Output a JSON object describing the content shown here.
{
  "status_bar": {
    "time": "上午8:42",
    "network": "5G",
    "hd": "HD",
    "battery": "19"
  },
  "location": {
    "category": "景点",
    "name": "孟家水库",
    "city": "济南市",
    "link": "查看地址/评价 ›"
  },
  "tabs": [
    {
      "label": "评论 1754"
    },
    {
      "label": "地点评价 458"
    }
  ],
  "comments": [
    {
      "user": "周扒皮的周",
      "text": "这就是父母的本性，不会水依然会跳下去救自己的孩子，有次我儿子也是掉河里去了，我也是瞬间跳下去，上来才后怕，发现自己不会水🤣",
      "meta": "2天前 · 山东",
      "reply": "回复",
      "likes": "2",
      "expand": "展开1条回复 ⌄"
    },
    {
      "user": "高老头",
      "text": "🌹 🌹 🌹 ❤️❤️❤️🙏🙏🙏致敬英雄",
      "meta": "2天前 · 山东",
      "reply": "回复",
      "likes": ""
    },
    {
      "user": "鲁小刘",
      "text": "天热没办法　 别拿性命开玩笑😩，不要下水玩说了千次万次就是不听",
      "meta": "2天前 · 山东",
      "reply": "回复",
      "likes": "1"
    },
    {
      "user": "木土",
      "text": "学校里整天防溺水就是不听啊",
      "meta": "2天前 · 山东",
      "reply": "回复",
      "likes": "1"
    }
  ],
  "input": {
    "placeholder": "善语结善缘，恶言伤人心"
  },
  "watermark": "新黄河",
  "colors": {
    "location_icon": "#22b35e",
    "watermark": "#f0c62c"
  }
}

**PROMPT**:
Filter lines by "text" and return each hit.

**RESULT OF THIS TASK**:
      "text": "这就是父母的本性，不会水依然会跳下去救自己的孩子，有次我儿子也是掉河里去了，我也是瞬间跳下去，上来才后怕，发现自己不会水🤣",
      "text": "🌹 🌹 🌹 ❤️❤️❤️🙏🙏🙏致敬英雄",
      "text": "天热没办法　 别拿性命开玩笑😩，不要下水玩说了千次万次就是不听",
      "text": "学校里整天防溺水就是不听啊",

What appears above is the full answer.